** Begin RECORDS FOR THE TASK **

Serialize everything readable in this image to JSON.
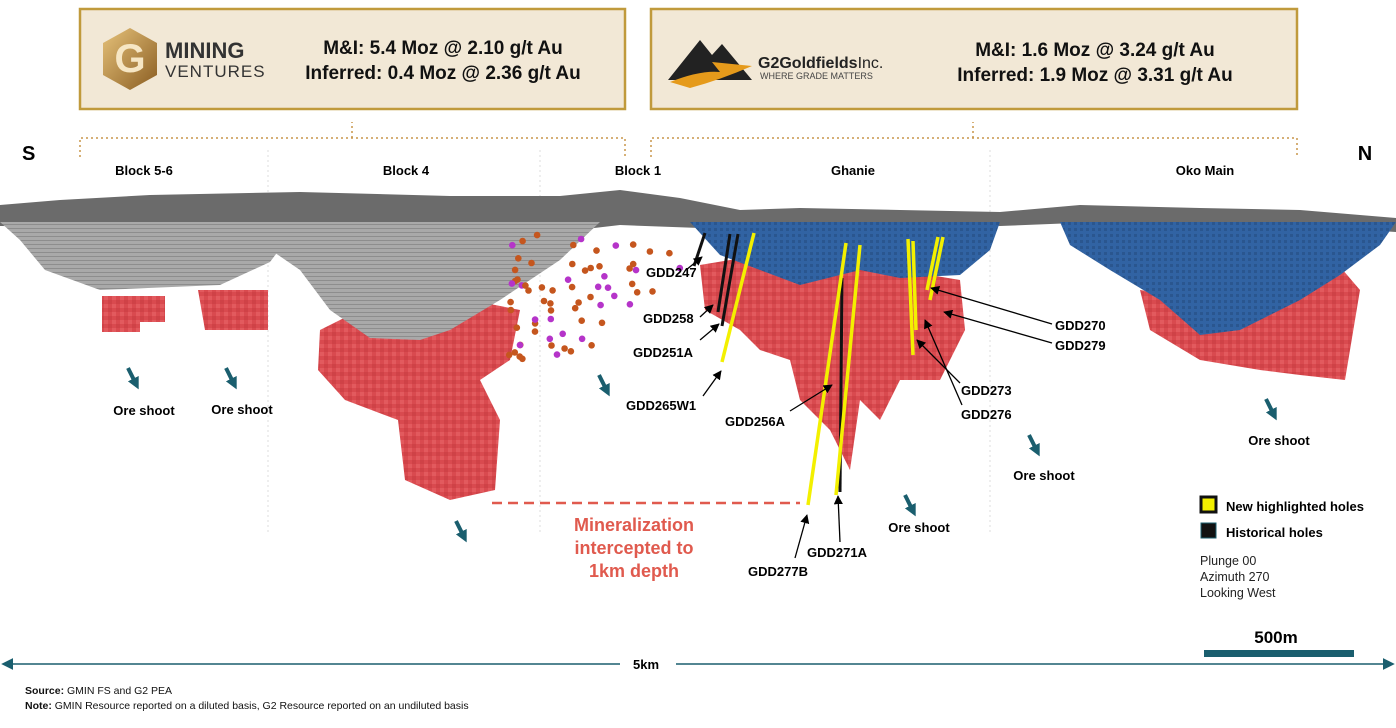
{
  "header": {
    "left": {
      "logo": {
        "mark": "G",
        "line1": "MINING",
        "line2": "VENTURES"
      },
      "mi": "M&I: 5.4 Moz @ 2.10 g/t Au",
      "inferred": "Inferred: 0.4 Moz @ 2.36 g/t Au"
    },
    "right": {
      "logo": {
        "name": "G2Goldfields",
        "suffix": "Inc.",
        "tagline": "WHERE GRADE MATTERS"
      },
      "mi": "M&I: 1.6 Moz @ 3.24 g/t Au",
      "inferred": "Inferred: 1.9 Moz @ 3.31 g/t Au"
    }
  },
  "directions": {
    "left": "S",
    "right": "N"
  },
  "sections": [
    "Block 5-6",
    "Block 4",
    "Block 1",
    "Ghanie",
    "Oko Main"
  ],
  "holes": [
    "GDD247",
    "GDD258",
    "GDD251A",
    "GDD265W1",
    "GDD256A",
    "GDD277B",
    "GDD271A",
    "GDD270",
    "GDD279",
    "GDD273",
    "GDD276"
  ],
  "ore_shoots": [
    "Ore shoot",
    "Ore shoot",
    "Ore shoot",
    "Ore shoot",
    "Ore shoot"
  ],
  "annotation": [
    "Mineralization",
    "intercepted to",
    "1km depth"
  ],
  "legend": [
    "New highlighted holes",
    "Historical holes"
  ],
  "view": [
    "Plunge 00",
    "Azimuth 270",
    "Looking West"
  ],
  "scale": {
    "bar": "500m",
    "width": "5km"
  },
  "footer": {
    "source_label": "Source:",
    "source": "GMIN FS and G2 PEA",
    "note_label": "Note:",
    "note": "GMIN Resource reported on a diluted basis, G2 Resource reported on an undiluted basis"
  }
}
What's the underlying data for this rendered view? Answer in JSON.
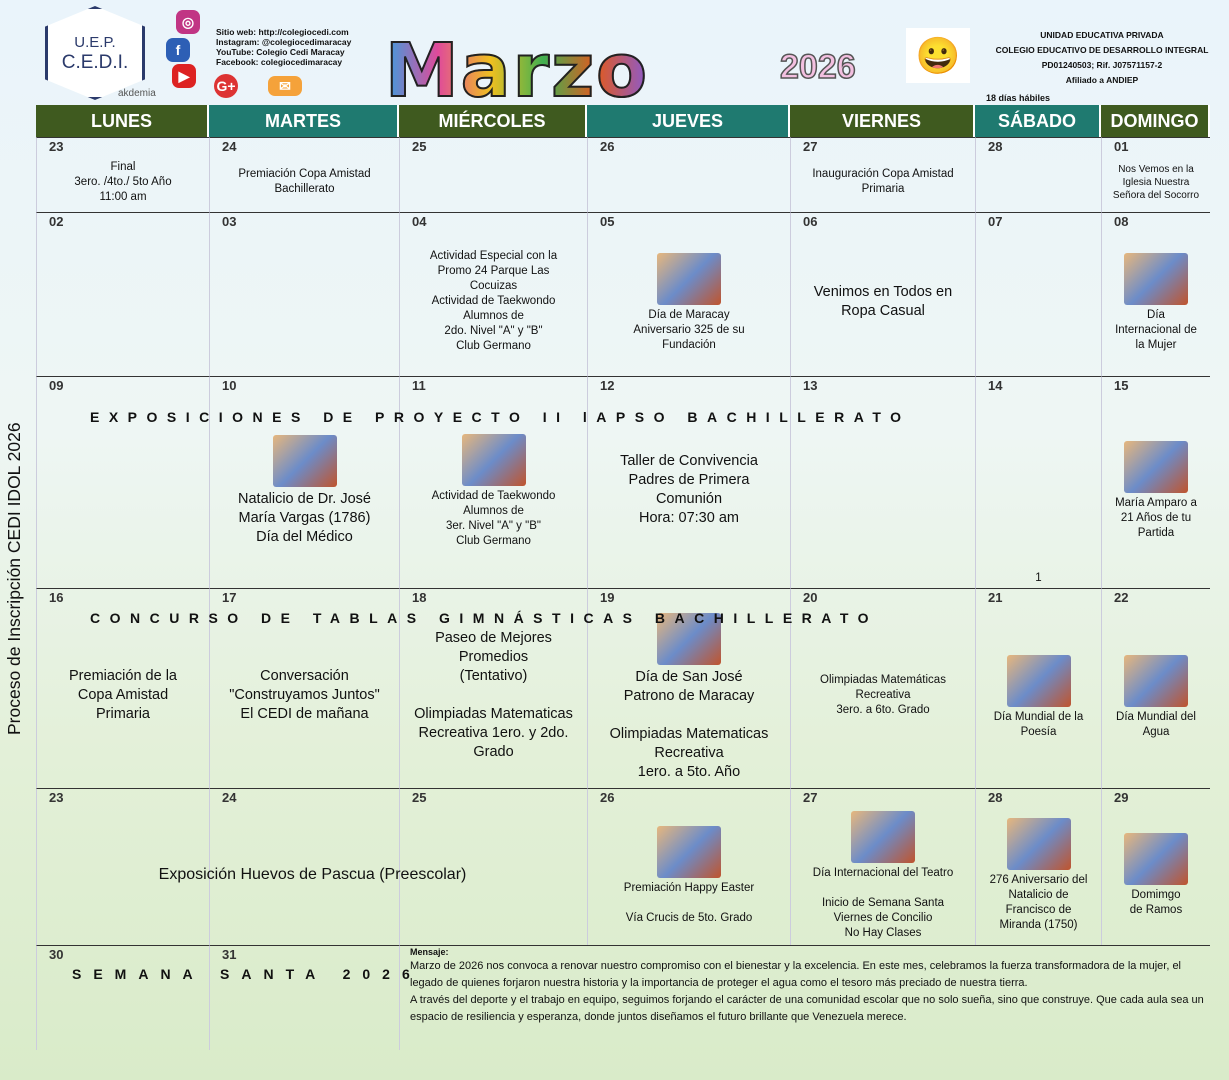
{
  "header": {
    "logo_line1": "U.E.P.",
    "logo_line2": "C.E.D.I.",
    "akdemia": "akdemia",
    "contact": [
      "Sitio web: http://colegiocedi.com",
      "Instagram: @colegiocedimaracay",
      "YouTube: Colegio Cedi Maracay",
      "Facebook: colegiocedimaracay"
    ],
    "social_icons": [
      "instagram-icon",
      "facebook-icon",
      "youtube-icon",
      "google-plus-icon",
      "email-icon"
    ],
    "month": "Marzo",
    "year": "2026",
    "school": [
      "UNIDAD EDUCATIVA PRIVADA",
      "COLEGIO EDUCATIVO DE DESARROLLO INTEGRAL",
      "PD01240503; Rif. J07571157-2",
      "Afiliado a ANDIEP"
    ],
    "business_days": "18 días hábiles"
  },
  "colors": {
    "header_olive": "#3f5a1f",
    "header_teal": "#1f7a70"
  },
  "weekdays": [
    "LUNES",
    "MARTES",
    "MIÉRCOLES",
    "JUEVES",
    "VIERNES",
    "SÁBADO",
    "DOMINGO"
  ],
  "side_text": "Proceso de Inscripción CEDI IDOL 2026",
  "weeks": [
    {
      "days": [
        {
          "n": "23",
          "t": "Final\n3ero. /4to./ 5to Año\n11:00 am",
          "c": "s"
        },
        {
          "n": "24",
          "t": "Premiación Copa Amistad\nBachillerato",
          "c": "s"
        },
        {
          "n": "25",
          "t": ""
        },
        {
          "n": "26",
          "t": ""
        },
        {
          "n": "27",
          "t": "Inauguración Copa Amistad\nPrimaria",
          "c": "s"
        },
        {
          "n": "28",
          "t": ""
        },
        {
          "n": "01",
          "t": "Nos Vemos en la\nIglesia Nuestra\nSeñora del Socorro",
          "c": "xs"
        }
      ]
    },
    {
      "days": [
        {
          "n": "02",
          "t": ""
        },
        {
          "n": "03",
          "t": ""
        },
        {
          "n": "04",
          "t": "Actividad Especial con la\nPromo 24 Parque Las\nCocuizas\nActividad de Taekwondo\nAlumnos de\n2do. Nivel \"A\" y \"B\"\nClub Germano",
          "c": "s"
        },
        {
          "n": "05",
          "t": "Día de Maracay\nAniversario 325 de su\nFundación",
          "c": "s",
          "pic": "maracay-image"
        },
        {
          "n": "06",
          "t": "Venimos en Todos en\nRopa Casual"
        },
        {
          "n": "07",
          "t": ""
        },
        {
          "n": "08",
          "t": "Día\nInternacional de\nla Mujer",
          "c": "s",
          "pic": "women-image"
        }
      ]
    },
    {
      "banner": "EXPOSICIONES DE PROYECTO II lAPSO BACHILLERATO",
      "days": [
        {
          "n": "09",
          "t": ""
        },
        {
          "n": "10",
          "t": "Natalicio de Dr. José\nMaría Vargas (1786)\nDía del Médico",
          "pic": "vargas-portrait"
        },
        {
          "n": "11",
          "t": "Actividad de Taekwondo\nAlumnos de\n3er. Nivel \"A\" y \"B\"\nClub Germano",
          "c": "s",
          "pic": "taekwondo-logo"
        },
        {
          "n": "12",
          "t": "Taller de Convivencia\nPadres de Primera\nComunión\nHora: 07:30 am"
        },
        {
          "n": "13",
          "t": ""
        },
        {
          "n": "14",
          "t": "1",
          "c": "s"
        },
        {
          "n": "15",
          "t": "María Amparo a\n21 Años de tu\nPartida",
          "c": "s",
          "pic": "memorial-image"
        }
      ]
    },
    {
      "banner": "CONCURSO DE TABLAS GIMNÁSTICAS BACHILLERATO",
      "days": [
        {
          "n": "16",
          "t": "Premiación de la\nCopa Amistad\nPrimaria"
        },
        {
          "n": "17",
          "t": "Conversación\n\"Construyamos Juntos\"\nEl CEDI de mañana"
        },
        {
          "n": "18",
          "t": "Paseo de Mejores\nPromedios\n(Tentativo)\n\nOlimpiadas Matematicas\nRecreativa 1ero. y 2do.\nGrado"
        },
        {
          "n": "19",
          "t": "Día de San José\nPatrono de Maracay\n\nOlimpiadas Matematicas\nRecreativa\n1ero. a 5to. Año",
          "pic": "san-jose-image"
        },
        {
          "n": "20",
          "t": "Olimpiadas Matemáticas\nRecreativa\n3ero. a 6to. Grado",
          "c": "s"
        },
        {
          "n": "21",
          "t": "Día Mundial de la\nPoesía",
          "c": "s",
          "pic": "book-image"
        },
        {
          "n": "22",
          "t": "Día Mundial del\nAgua",
          "c": "s",
          "pic": "earth-image"
        }
      ]
    },
    {
      "days": [
        {
          "n": "23",
          "t": "Exposición Huevos de Pascua (Preescolar)",
          "span": 3
        },
        {
          "n": "24",
          "t": ""
        },
        {
          "n": "25",
          "t": ""
        },
        {
          "n": "26",
          "t": "Premiación Happy Easter\n\nVía Crucis de 5to. Grado",
          "c": "s",
          "pic": "happy-easter-image"
        },
        {
          "n": "27",
          "t": "Día Internacional del Teatro\n\nInicio de Semana Santa\nViernes de Concilio\nNo Hay Clases",
          "c": "s",
          "pic": "theater-masks-image"
        },
        {
          "n": "28",
          "t": "276 Aniversario del\nNatalicio de\nFrancisco de\nMiranda (1750)",
          "c": "s",
          "pic": "miranda-flag-image"
        },
        {
          "n": "29",
          "t": "Domimgo\nde Ramos",
          "c": "s",
          "pic": "palm-sunday-image"
        }
      ]
    },
    {
      "banner": "SEMANA SANTA 2026",
      "days": [
        {
          "n": "30",
          "t": ""
        },
        {
          "n": "31",
          "t": ""
        }
      ]
    }
  ],
  "message": {
    "title": "Mensaje:",
    "paragraphs": [
      "Marzo de 2026 nos convoca a renovar nuestro compromiso con el bienestar y la excelencia. En este mes, celebramos la fuerza transformadora de la mujer, el legado de quienes forjaron nuestra historia y la importancia de proteger el agua como el tesoro más preciado de nuestra tierra.",
      "A través del deporte y el trabajo en equipo, seguimos forjando el carácter de una comunidad escolar que no solo sueña, sino que construye. Que cada aula sea un espacio de resiliencia y esperanza, donde juntos diseñamos el futuro brillante que Venezuela merece."
    ]
  }
}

** End RECORDS FOR THE TASK **

__PROBLEM DETAILS__:
Scan the entries above. Copy each line that has the string "Matematicas".

__WRITTEN ANSWER__:
          "t": "Paseo de Mejores\nPromedios\n(Tentativo)\n\nOlimpiadas Matematicas\nRecreativa 1ero. y 2do.\nGrado"
          "t": "Día de San José\nPatrono de Maracay\n\nOlimpiadas Matematicas\nRecreativa\n1ero. a 5to. Año",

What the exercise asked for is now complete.